Brasília - O assassinato da prefeita Dorcelina Folador é um fato político nacional. E dá calafrios.
Não só porque era mulher, mãe, deficiente física, prefeita, petista, militante do MST e tentava "mudar as coisas". Mas principalmente porque ela combatia o crime organizado -e ali ao lado do Paraguai.
Não é surpresa para ninguém que há quadrilhas bilionárias no Acre, no Maranhão, no Piauí e em praticamente todos os Estados brasileiros. A grande novidade é que esses antros estão sendo desbaratados, e os bandidos estão indo parar na cadeia.
Isso só é possível porque gente crédula, honesta e sobretudo valente -como a prefeita Dorcelina- resolveu enfrentar o touro a unha. O seu assassinato a sangue frio soa como o aviso macabro de que os touros estão reagindo. Não estão aí para brincadeiras nem vão se entregar tão fácil.
Esse medo é crônico no Rio e em Alagoas e está agudo no Acre, no Maranhão e no Piauí, onde a faxina tem sido mais eficaz, mais divulgada e mais comemorada pela imprensa nacional. Agora, bate em cheio em Mato Grosso do Sul. Todo cuidado é pouco.
O crime organizado se sustenta num círculo muito semelhante de norte a sul: entra despudoradamente na polícia, nomeia aliados em cargos executivos, inventa candidatos a mandatos legislativos, corrompe setores da imprensa local e se infiltra na própria Justiça que deveria condená-lo.

^^^^

LISTA DE EXERCÍCIOS:
(A) Traduza para o inglês a seguinte frase do trecho de referência: "Não é surpresa para ninguém que há quadrilhas bilionárias no Acre, no Maranhão, no Piauí e em praticamente todos os Estados brasileiros."
(B) Responda às perguntas abaixo com base no trecho de referência.
(i) Ao lado de qual país a prefeita Dorcelina combatia o crime organizado?
(ii) Em quais dois lugares o medo é descrito como crônico?
(iii) Em qual estado esse medo agora "bate em cheio"?

MATERIAL FORNECIDO:

^^^^

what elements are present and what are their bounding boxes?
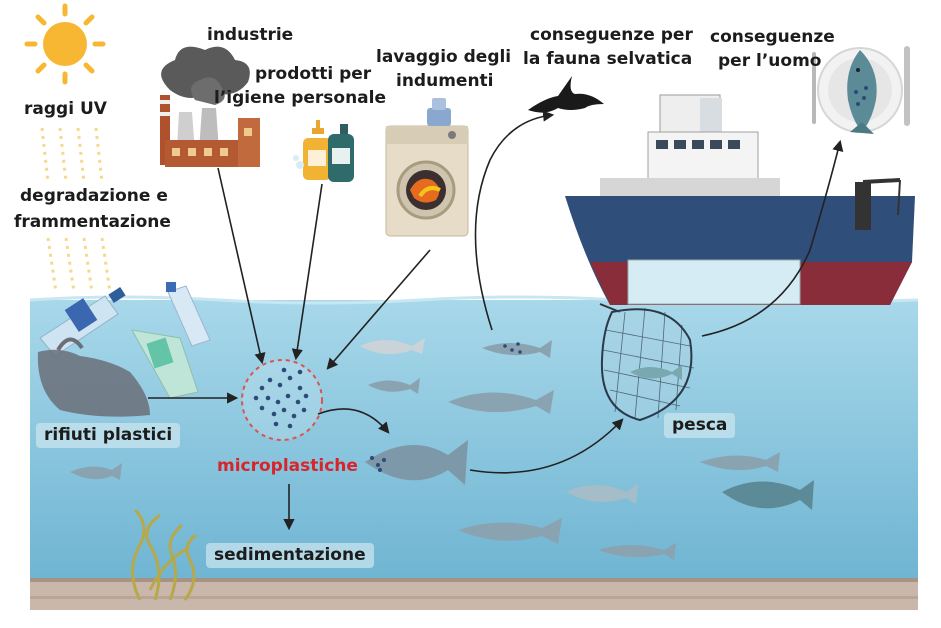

^^^^

SOLUÇÕES DAS TAREFAS:
(A) It comes as no surprise to anyone that there are billion-dollar gangs in Acre, Maranhão, Piauí and practically every Brazilian state.

(B)
(i) Paraguai.
(ii) No Rio e em Alagoas.
(iii) Em Mato Grosso do Sul.